A run of records
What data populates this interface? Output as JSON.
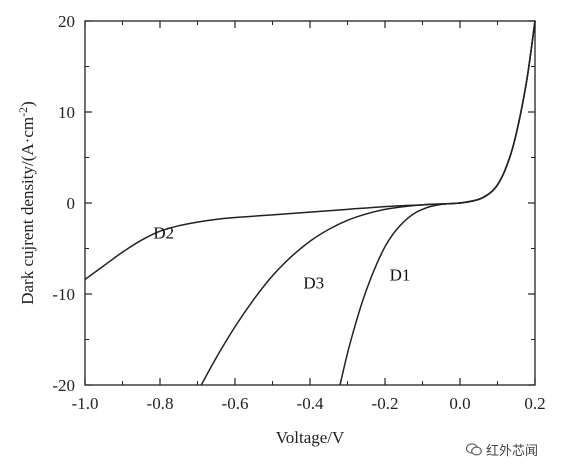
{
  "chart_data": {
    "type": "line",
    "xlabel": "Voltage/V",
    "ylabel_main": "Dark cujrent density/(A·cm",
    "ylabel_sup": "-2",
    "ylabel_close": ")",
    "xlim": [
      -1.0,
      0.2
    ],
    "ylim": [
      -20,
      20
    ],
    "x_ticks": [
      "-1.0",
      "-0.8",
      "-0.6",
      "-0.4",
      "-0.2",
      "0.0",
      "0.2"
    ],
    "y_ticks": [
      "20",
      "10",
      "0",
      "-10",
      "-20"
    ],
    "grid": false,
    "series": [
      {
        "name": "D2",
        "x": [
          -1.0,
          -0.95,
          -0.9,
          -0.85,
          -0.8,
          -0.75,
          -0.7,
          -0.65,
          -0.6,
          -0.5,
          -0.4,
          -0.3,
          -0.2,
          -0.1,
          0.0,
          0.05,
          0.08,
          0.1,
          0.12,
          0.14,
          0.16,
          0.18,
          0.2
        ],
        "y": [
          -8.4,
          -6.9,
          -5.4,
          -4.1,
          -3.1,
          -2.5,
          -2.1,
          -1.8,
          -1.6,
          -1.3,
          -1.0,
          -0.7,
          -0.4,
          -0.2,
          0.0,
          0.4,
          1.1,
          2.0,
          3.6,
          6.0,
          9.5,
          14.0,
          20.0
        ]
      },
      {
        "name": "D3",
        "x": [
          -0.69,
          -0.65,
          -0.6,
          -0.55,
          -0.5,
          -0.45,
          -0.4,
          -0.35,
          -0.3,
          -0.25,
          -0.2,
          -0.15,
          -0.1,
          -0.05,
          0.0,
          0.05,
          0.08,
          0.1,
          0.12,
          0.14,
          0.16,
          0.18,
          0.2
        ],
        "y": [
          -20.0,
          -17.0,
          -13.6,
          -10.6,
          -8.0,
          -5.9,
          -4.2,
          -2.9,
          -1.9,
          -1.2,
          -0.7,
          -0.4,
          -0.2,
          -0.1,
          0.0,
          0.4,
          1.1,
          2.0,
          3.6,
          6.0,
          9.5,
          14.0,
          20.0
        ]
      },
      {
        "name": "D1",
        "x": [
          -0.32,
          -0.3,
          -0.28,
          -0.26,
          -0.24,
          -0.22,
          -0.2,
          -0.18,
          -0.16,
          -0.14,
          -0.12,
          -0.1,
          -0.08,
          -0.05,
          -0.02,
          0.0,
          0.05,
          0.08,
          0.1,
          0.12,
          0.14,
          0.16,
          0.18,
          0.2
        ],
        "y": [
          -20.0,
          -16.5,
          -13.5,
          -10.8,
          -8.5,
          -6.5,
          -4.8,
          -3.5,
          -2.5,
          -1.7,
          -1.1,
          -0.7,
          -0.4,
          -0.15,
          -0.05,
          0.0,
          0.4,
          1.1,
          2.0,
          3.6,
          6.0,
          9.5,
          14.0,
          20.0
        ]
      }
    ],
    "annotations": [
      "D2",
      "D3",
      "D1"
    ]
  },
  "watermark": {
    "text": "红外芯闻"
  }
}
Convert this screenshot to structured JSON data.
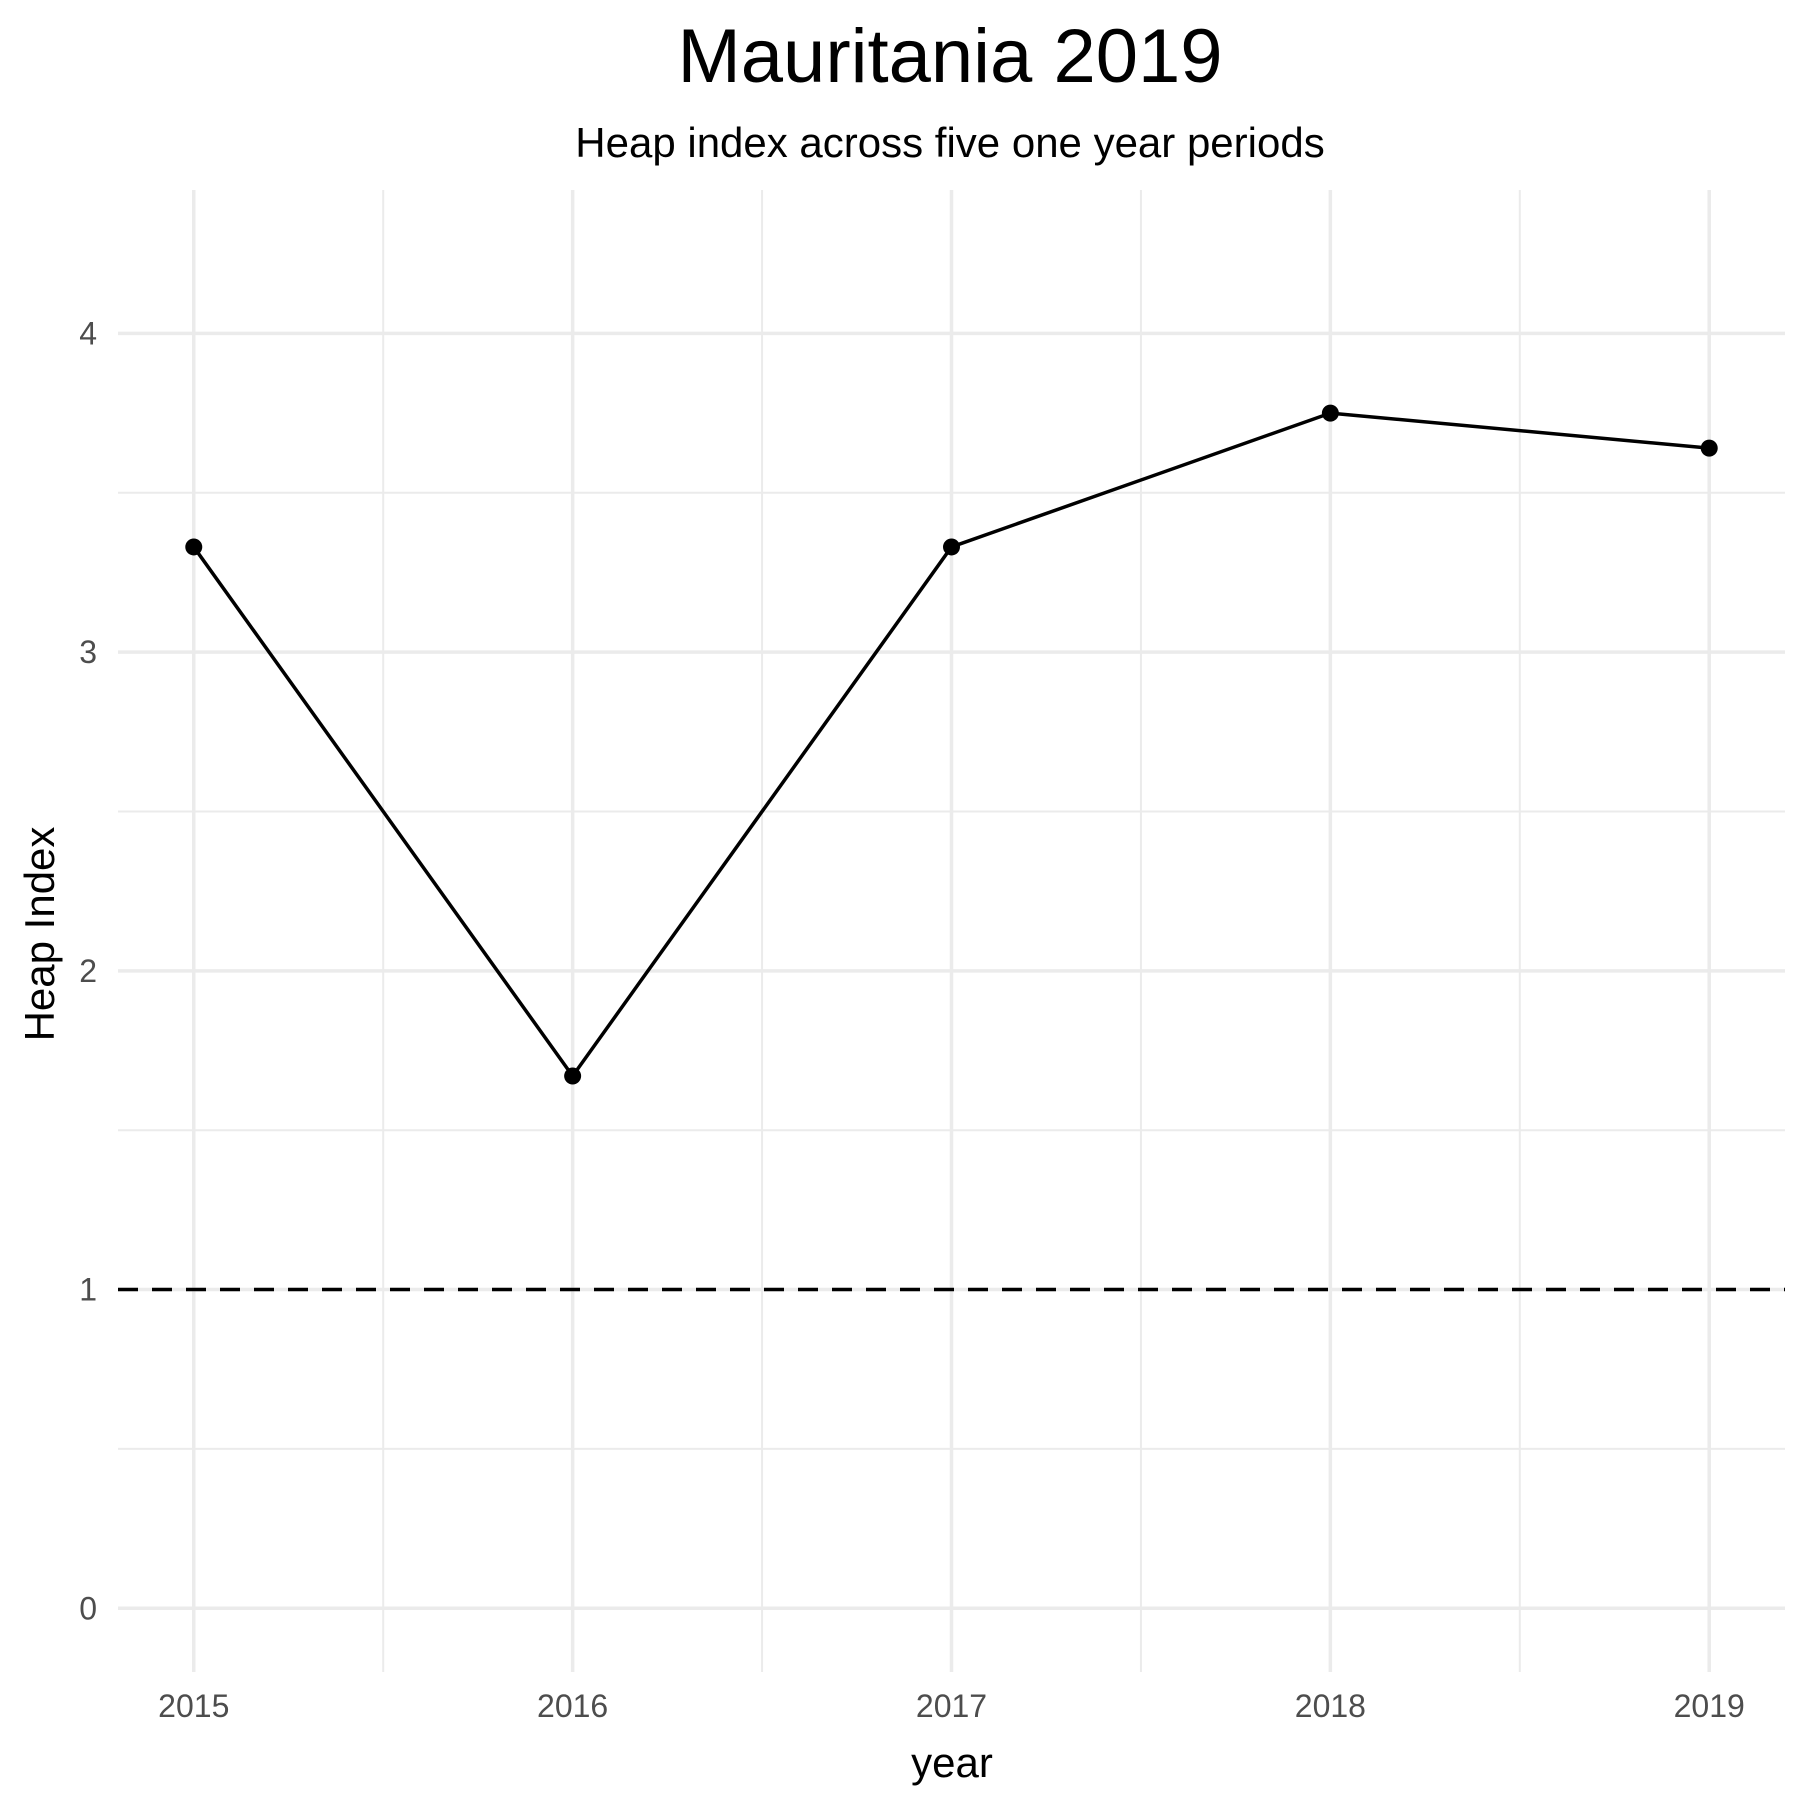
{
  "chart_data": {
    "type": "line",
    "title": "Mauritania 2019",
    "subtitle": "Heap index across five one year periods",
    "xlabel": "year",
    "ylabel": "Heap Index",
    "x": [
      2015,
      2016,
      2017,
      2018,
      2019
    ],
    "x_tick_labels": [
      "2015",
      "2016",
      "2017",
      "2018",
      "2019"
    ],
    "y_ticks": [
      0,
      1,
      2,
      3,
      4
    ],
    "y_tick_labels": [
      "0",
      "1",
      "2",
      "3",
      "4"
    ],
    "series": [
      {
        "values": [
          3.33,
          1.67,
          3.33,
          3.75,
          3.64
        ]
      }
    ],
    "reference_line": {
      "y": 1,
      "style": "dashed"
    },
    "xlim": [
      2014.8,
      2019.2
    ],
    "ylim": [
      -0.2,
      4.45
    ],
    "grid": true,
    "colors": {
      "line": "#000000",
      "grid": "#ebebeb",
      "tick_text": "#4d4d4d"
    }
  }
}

= Exercise requirements =
Copy the records exactly as they appear, excluding images.

= Output for this task =
What data populates this interface? Output as JSON.
{
  "chart_data": {
    "type": "line",
    "xlabel": "Voltage/V",
    "ylabel_main": "Dark cujrent density/(A·cm",
    "ylabel_sup": "-2",
    "ylabel_close": ")",
    "xlim": [
      -1.0,
      0.2
    ],
    "ylim": [
      -20,
      20
    ],
    "x_ticks": [
      "-1.0",
      "-0.8",
      "-0.6",
      "-0.4",
      "-0.2",
      "0.0",
      "0.2"
    ],
    "y_ticks": [
      "20",
      "10",
      "0",
      "-10",
      "-20"
    ],
    "grid": false,
    "series": [
      {
        "name": "D2",
        "x": [
          -1.0,
          -0.95,
          -0.9,
          -0.85,
          -0.8,
          -0.75,
          -0.7,
          -0.65,
          -0.6,
          -0.5,
          -0.4,
          -0.3,
          -0.2,
          -0.1,
          0.0,
          0.05,
          0.08,
          0.1,
          0.12,
          0.14,
          0.16,
          0.18,
          0.2
        ],
        "y": [
          -8.4,
          -6.9,
          -5.4,
          -4.1,
          -3.1,
          -2.5,
          -2.1,
          -1.8,
          -1.6,
          -1.3,
          -1.0,
          -0.7,
          -0.4,
          -0.2,
          0.0,
          0.4,
          1.1,
          2.0,
          3.6,
          6.0,
          9.5,
          14.0,
          20.0
        ]
      },
      {
        "name": "D3",
        "x": [
          -0.69,
          -0.65,
          -0.6,
          -0.55,
          -0.5,
          -0.45,
          -0.4,
          -0.35,
          -0.3,
          -0.25,
          -0.2,
          -0.15,
          -0.1,
          -0.05,
          0.0,
          0.05,
          0.08,
          0.1,
          0.12,
          0.14,
          0.16,
          0.18,
          0.2
        ],
        "y": [
          -20.0,
          -17.0,
          -13.6,
          -10.6,
          -8.0,
          -5.9,
          -4.2,
          -2.9,
          -1.9,
          -1.2,
          -0.7,
          -0.4,
          -0.2,
          -0.1,
          0.0,
          0.4,
          1.1,
          2.0,
          3.6,
          6.0,
          9.5,
          14.0,
          20.0
        ]
      },
      {
        "name": "D1",
        "x": [
          -0.32,
          -0.3,
          -0.28,
          -0.26,
          -0.24,
          -0.22,
          -0.2,
          -0.18,
          -0.16,
          -0.14,
          -0.12,
          -0.1,
          -0.08,
          -0.05,
          -0.02,
          0.0,
          0.05,
          0.08,
          0.1,
          0.12,
          0.14,
          0.16,
          0.18,
          0.2
        ],
        "y": [
          -20.0,
          -16.5,
          -13.5,
          -10.8,
          -8.5,
          -6.5,
          -4.8,
          -3.5,
          -2.5,
          -1.7,
          -1.1,
          -0.7,
          -0.4,
          -0.15,
          -0.05,
          0.0,
          0.4,
          1.1,
          2.0,
          3.6,
          6.0,
          9.5,
          14.0,
          20.0
        ]
      }
    ],
    "annotations": [
      "D2",
      "D3",
      "D1"
    ]
  },
  "watermark": {
    "text": "红外芯闻"
  }
}
Convert this screenshot to structured JSON data.
{
  "chart_data": {
    "type": "line",
    "title": "Mauritania 2019",
    "subtitle": "Heap index across five one year periods",
    "xlabel": "year",
    "ylabel": "Heap Index",
    "x": [
      2015,
      2016,
      2017,
      2018,
      2019
    ],
    "x_tick_labels": [
      "2015",
      "2016",
      "2017",
      "2018",
      "2019"
    ],
    "y_ticks": [
      0,
      1,
      2,
      3,
      4
    ],
    "y_tick_labels": [
      "0",
      "1",
      "2",
      "3",
      "4"
    ],
    "series": [
      {
        "values": [
          3.33,
          1.67,
          3.33,
          3.75,
          3.64
        ]
      }
    ],
    "reference_line": {
      "y": 1,
      "style": "dashed"
    },
    "xlim": [
      2014.8,
      2019.2
    ],
    "ylim": [
      -0.2,
      4.45
    ],
    "grid": true,
    "colors": {
      "line": "#000000",
      "grid": "#ebebeb",
      "tick_text": "#4d4d4d"
    }
  }
}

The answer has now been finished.